→ Task prompt
Output the data below in full, character for character.

[Collected data entries]
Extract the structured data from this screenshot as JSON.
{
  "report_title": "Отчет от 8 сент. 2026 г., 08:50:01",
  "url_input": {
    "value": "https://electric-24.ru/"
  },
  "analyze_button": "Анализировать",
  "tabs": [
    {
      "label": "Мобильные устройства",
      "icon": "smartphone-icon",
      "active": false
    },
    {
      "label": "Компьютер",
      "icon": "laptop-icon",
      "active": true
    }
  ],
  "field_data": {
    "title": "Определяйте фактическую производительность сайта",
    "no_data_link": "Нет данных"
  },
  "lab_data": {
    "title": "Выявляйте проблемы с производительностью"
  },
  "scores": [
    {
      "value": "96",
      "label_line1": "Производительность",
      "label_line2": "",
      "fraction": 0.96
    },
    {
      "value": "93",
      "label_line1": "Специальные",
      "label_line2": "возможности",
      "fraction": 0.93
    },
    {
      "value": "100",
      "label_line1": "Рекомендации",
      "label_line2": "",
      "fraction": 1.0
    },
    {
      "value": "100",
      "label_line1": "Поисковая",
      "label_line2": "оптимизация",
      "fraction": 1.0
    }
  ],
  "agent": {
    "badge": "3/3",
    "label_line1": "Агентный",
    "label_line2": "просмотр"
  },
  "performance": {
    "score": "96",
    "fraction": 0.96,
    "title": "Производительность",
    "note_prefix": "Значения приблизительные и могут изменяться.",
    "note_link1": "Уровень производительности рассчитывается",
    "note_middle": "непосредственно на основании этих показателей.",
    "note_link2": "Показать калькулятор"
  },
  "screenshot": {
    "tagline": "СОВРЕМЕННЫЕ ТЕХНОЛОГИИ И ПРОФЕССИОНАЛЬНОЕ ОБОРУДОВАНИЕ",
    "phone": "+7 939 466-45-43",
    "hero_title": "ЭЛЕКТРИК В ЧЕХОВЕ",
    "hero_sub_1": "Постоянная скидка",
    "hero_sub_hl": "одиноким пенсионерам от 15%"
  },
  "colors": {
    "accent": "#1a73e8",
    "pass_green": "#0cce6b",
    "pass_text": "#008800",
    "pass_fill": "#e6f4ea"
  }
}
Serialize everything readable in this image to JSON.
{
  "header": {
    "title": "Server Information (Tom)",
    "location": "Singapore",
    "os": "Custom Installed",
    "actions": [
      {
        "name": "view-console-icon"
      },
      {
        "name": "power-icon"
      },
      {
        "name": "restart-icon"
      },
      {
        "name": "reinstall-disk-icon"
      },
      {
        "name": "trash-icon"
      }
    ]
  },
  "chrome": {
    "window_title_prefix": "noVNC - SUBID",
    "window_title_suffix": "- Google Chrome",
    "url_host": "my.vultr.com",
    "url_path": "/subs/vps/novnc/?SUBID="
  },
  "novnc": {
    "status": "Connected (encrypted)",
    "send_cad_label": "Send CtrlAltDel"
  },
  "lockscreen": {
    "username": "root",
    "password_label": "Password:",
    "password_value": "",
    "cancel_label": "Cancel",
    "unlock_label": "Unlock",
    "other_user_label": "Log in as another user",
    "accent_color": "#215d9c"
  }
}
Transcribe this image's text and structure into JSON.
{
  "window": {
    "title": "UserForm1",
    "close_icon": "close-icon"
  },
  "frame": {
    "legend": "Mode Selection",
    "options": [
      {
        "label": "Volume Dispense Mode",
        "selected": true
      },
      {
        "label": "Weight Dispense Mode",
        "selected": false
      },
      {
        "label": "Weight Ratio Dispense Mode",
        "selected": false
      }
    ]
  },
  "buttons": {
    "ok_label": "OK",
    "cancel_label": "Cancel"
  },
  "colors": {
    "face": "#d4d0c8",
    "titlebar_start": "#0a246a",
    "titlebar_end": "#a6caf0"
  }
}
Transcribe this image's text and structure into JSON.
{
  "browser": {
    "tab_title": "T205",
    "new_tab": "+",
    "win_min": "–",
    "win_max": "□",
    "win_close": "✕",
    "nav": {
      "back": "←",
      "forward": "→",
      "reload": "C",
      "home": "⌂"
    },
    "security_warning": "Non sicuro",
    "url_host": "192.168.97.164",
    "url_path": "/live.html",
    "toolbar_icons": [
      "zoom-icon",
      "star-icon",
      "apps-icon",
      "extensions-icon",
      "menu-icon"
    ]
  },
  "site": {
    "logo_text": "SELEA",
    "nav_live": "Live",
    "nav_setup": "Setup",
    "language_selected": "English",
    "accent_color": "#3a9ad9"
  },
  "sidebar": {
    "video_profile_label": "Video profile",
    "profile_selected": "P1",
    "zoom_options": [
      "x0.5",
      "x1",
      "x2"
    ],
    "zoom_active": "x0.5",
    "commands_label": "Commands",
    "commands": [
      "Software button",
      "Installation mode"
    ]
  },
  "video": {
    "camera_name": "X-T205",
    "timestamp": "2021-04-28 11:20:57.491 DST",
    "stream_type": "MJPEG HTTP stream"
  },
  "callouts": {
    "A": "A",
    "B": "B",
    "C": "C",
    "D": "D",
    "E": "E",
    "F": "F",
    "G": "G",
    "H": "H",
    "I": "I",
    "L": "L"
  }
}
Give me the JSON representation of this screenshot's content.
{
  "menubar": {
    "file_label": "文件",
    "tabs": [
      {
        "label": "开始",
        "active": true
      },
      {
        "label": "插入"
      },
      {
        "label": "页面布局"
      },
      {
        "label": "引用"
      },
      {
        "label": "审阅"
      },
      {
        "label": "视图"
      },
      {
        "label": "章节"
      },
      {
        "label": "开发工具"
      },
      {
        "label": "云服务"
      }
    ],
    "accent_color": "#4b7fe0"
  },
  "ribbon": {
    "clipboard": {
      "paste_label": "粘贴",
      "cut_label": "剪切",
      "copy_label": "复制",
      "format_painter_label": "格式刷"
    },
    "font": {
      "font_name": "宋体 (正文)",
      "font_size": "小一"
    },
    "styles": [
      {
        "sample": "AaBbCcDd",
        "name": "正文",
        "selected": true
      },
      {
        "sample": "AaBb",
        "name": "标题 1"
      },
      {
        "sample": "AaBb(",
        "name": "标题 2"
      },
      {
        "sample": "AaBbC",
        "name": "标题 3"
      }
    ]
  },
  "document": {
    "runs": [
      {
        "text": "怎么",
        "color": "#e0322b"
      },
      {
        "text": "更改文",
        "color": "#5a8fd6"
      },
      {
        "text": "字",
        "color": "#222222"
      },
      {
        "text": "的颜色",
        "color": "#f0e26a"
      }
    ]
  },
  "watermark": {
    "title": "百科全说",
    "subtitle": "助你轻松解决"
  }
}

→ Solution for this task
Extract the structured data from this screenshot as JSON.
{
  "report_title": "Отчет от 8 сент. 2026 г., 08:50:01",
  "url_input": {
    "value": "https://electric-24.ru/"
  },
  "analyze_button": "Анализировать",
  "tabs": [
    {
      "label": "Мобильные устройства",
      "icon": "smartphone-icon",
      "active": false
    },
    {
      "label": "Компьютер",
      "icon": "laptop-icon",
      "active": true
    }
  ],
  "field_data": {
    "title": "Определяйте фактическую производительность сайта",
    "no_data_link": "Нет данных"
  },
  "lab_data": {
    "title": "Выявляйте проблемы с производительностью"
  },
  "scores": [
    {
      "value": "96",
      "label_line1": "Производительность",
      "label_line2": "",
      "fraction": 0.96
    },
    {
      "value": "93",
      "label_line1": "Специальные",
      "label_line2": "возможности",
      "fraction": 0.93
    },
    {
      "value": "100",
      "label_line1": "Рекомендации",
      "label_line2": "",
      "fraction": 1.0
    },
    {
      "value": "100",
      "label_line1": "Поисковая",
      "label_line2": "оптимизация",
      "fraction": 1.0
    }
  ],
  "agent": {
    "badge": "3/3",
    "label_line1": "Агентный",
    "label_line2": "просмотр"
  },
  "performance": {
    "score": "96",
    "fraction": 0.96,
    "title": "Производительность",
    "note_prefix": "Значения приблизительные и могут изменяться.",
    "note_link1": "Уровень производительности рассчитывается",
    "note_middle": "непосредственно на основании этих показателей.",
    "note_link2": "Показать калькулятор"
  },
  "screenshot": {
    "tagline": "СОВРЕМЕННЫЕ ТЕХНОЛОГИИ И ПРОФЕССИОНАЛЬНОЕ ОБОРУДОВАНИЕ",
    "phone": "+7 939 466-45-43",
    "hero_title": "ЭЛЕКТРИК В ЧЕХОВЕ",
    "hero_sub_1": "Постоянная скидка",
    "hero_sub_hl": "одиноким пенсионерам от 15%"
  },
  "colors": {
    "accent": "#1a73e8",
    "pass_green": "#0cce6b",
    "pass_text": "#008800",
    "pass_fill": "#e6f4ea"
  }
}
Serialize everything readable in this image to JSON.
{
  "header": {
    "title": "Server Information (Tom)",
    "location": "Singapore",
    "os": "Custom Installed",
    "actions": [
      {
        "name": "view-console-icon"
      },
      {
        "name": "power-icon"
      },
      {
        "name": "restart-icon"
      },
      {
        "name": "reinstall-disk-icon"
      },
      {
        "name": "trash-icon"
      }
    ]
  },
  "chrome": {
    "window_title_prefix": "noVNC - SUBID",
    "window_title_suffix": "- Google Chrome",
    "url_host": "my.vultr.com",
    "url_path": "/subs/vps/novnc/?SUBID="
  },
  "novnc": {
    "status": "Connected (encrypted)",
    "send_cad_label": "Send CtrlAltDel"
  },
  "lockscreen": {
    "username": "root",
    "password_label": "Password:",
    "password_value": "",
    "cancel_label": "Cancel",
    "unlock_label": "Unlock",
    "other_user_label": "Log in as another user",
    "accent_color": "#215d9c"
  }
}
Transcribe this image's text and structure into JSON.
{
  "window": {
    "title": "UserForm1",
    "close_icon": "close-icon"
  },
  "frame": {
    "legend": "Mode Selection",
    "options": [
      {
        "label": "Volume Dispense Mode",
        "selected": true
      },
      {
        "label": "Weight Dispense Mode",
        "selected": false
      },
      {
        "label": "Weight Ratio Dispense Mode",
        "selected": false
      }
    ]
  },
  "buttons": {
    "ok_label": "OK",
    "cancel_label": "Cancel"
  },
  "colors": {
    "face": "#d4d0c8",
    "titlebar_start": "#0a246a",
    "titlebar_end": "#a6caf0"
  }
}
Transcribe this image's text and structure into JSON.
{
  "browser": {
    "tab_title": "T205",
    "new_tab": "+",
    "win_min": "–",
    "win_max": "□",
    "win_close": "✕",
    "nav": {
      "back": "←",
      "forward": "→",
      "reload": "C",
      "home": "⌂"
    },
    "security_warning": "Non sicuro",
    "url_host": "192.168.97.164",
    "url_path": "/live.html",
    "toolbar_icons": [
      "zoom-icon",
      "star-icon",
      "apps-icon",
      "extensions-icon",
      "menu-icon"
    ]
  },
  "site": {
    "logo_text": "SELEA",
    "nav_live": "Live",
    "nav_setup": "Setup",
    "language_selected": "English",
    "accent_color": "#3a9ad9"
  },
  "sidebar": {
    "video_profile_label": "Video profile",
    "profile_selected": "P1",
    "zoom_options": [
      "x0.5",
      "x1",
      "x2"
    ],
    "zoom_active": "x0.5",
    "commands_label": "Commands",
    "commands": [
      "Software button",
      "Installation mode"
    ]
  },
  "video": {
    "camera_name": "X-T205",
    "timestamp": "2021-04-28 11:20:57.491 DST",
    "stream_type": "MJPEG HTTP stream"
  },
  "callouts": {
    "A": "A",
    "B": "B",
    "C": "C",
    "D": "D",
    "E": "E",
    "F": "F",
    "G": "G",
    "H": "H",
    "I": "I",
    "L": "L"
  }
}
Give me the JSON representation of this screenshot's content.
{
  "menubar": {
    "file_label": "文件",
    "tabs": [
      {
        "label": "开始",
        "active": true
      },
      {
        "label": "插入"
      },
      {
        "label": "页面布局"
      },
      {
        "label": "引用"
      },
      {
        "label": "审阅"
      },
      {
        "label": "视图"
      },
      {
        "label": "章节"
      },
      {
        "label": "开发工具"
      },
      {
        "label": "云服务"
      }
    ],
    "accent_color": "#4b7fe0"
  },
  "ribbon": {
    "clipboard": {
      "paste_label": "粘贴",
      "cut_label": "剪切",
      "copy_label": "复制",
      "format_painter_label": "格式刷"
    },
    "font": {
      "font_name": "宋体 (正文)",
      "font_size": "小一"
    },
    "styles": [
      {
        "sample": "AaBbCcDd",
        "name": "正文",
        "selected": true
      },
      {
        "sample": "AaBb",
        "name": "标题 1"
      },
      {
        "sample": "AaBb(",
        "name": "标题 2"
      },
      {
        "sample": "AaBbC",
        "name": "标题 3"
      }
    ]
  },
  "document": {
    "runs": [
      {
        "text": "怎么",
        "color": "#e0322b"
      },
      {
        "text": "更改文",
        "color": "#5a8fd6"
      },
      {
        "text": "字",
        "color": "#222222"
      },
      {
        "text": "的颜色",
        "color": "#f0e26a"
      }
    ]
  },
  "watermark": {
    "title": "百科全说",
    "subtitle": "助你轻松解决"
  }
}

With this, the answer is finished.